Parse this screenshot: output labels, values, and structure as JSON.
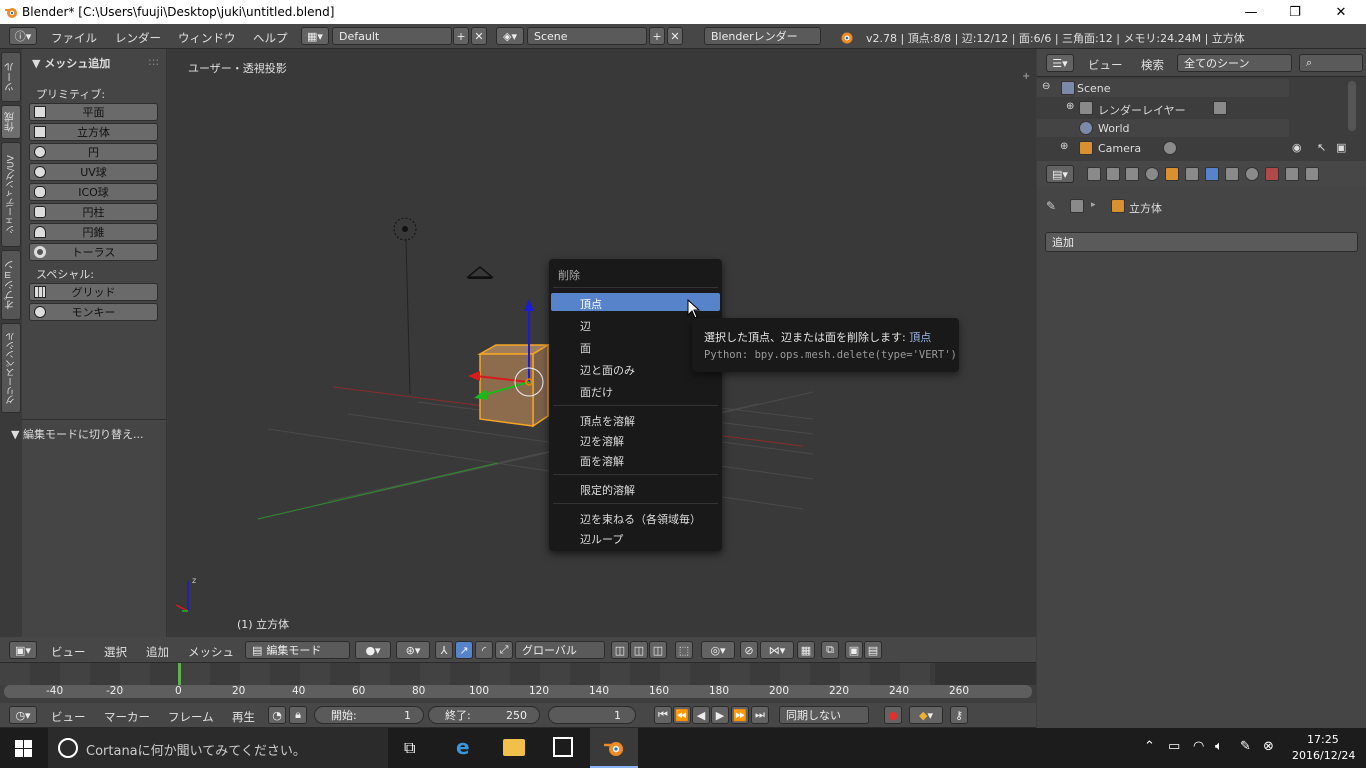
{
  "window": {
    "title": "Blender* [C:\\Users\\fuuji\\Desktop\\juki\\untitled.blend]",
    "controls": [
      "—",
      "❐",
      "✕"
    ]
  },
  "info_header": {
    "menus": [
      "ファイル",
      "レンダー",
      "ウィンドウ",
      "ヘルプ"
    ],
    "layout": "Default",
    "scene": "Scene",
    "engine": "Blenderレンダー",
    "stats": "v2.78 | 頂点:8/8 | 辺:12/12 | 面:6/6 | 三角面:12 | メモリ:24.24M | 立方体"
  },
  "tool_tabs": [
    "ツール",
    "作成",
    "シェーディング/UV",
    "オプション",
    "グリースペンシル"
  ],
  "tool_panel": {
    "header": "▼ メッシュ追加",
    "primitives_label": "プリミティブ:",
    "primitives": [
      "平面",
      "立方体",
      "円",
      "UV球",
      "ICO球",
      "円柱",
      "円錐",
      "トーラス"
    ],
    "special_label": "スペシャル:",
    "special": [
      "グリッド",
      "モンキー"
    ],
    "operator_header": "▼ 編集モードに切り替え..."
  },
  "viewport": {
    "label": "ユーザー・透視投影",
    "object_label": "(1) 立方体"
  },
  "delete_menu": {
    "title": "削除",
    "items": [
      "頂点",
      "辺",
      "面",
      "辺と面のみ",
      "面だけ",
      "頂点を溶解",
      "辺を溶解",
      "面を溶解",
      "限定的溶解",
      "辺を束ねる（各領域毎）",
      "辺ループ"
    ]
  },
  "tooltip": {
    "desc": "選択した頂点、辺または面を削除します:",
    "value": "頂点",
    "python": "Python: bpy.ops.mesh.delete(type='VERT')"
  },
  "outliner": {
    "menus": [
      "ビュー",
      "検索"
    ],
    "filter": "全てのシーン",
    "items": [
      "Scene",
      "レンダーレイヤー",
      "World",
      "Camera"
    ]
  },
  "properties": {
    "object": "立方体",
    "modifier_add": "追加"
  },
  "view3d_header": {
    "menus": [
      "ビュー",
      "選択",
      "追加",
      "メッシュ"
    ],
    "mode": "編集モード",
    "orientation": "グローバル"
  },
  "timeline": {
    "ticks": [
      "-40",
      "-20",
      "0",
      "20",
      "40",
      "60",
      "80",
      "100",
      "120",
      "140",
      "160",
      "180",
      "200",
      "220",
      "240",
      "260"
    ],
    "menus": [
      "ビュー",
      "マーカー",
      "フレーム",
      "再生"
    ],
    "start_label": "開始:",
    "start": "1",
    "end_label": "終了:",
    "end": "250",
    "current": "1",
    "sync": "同期しない"
  },
  "taskbar": {
    "search": "Cortanaに何か聞いてみてください。",
    "time": "17:25",
    "date": "2016/12/24"
  },
  "colors": {
    "highlight": "#5683c9",
    "object_orange": "#f5a623"
  }
}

--------------------------------------------------

# GOAL:
Only the number is wanted: how many lines of the data contain the word "title"?

# THE REPLY:
2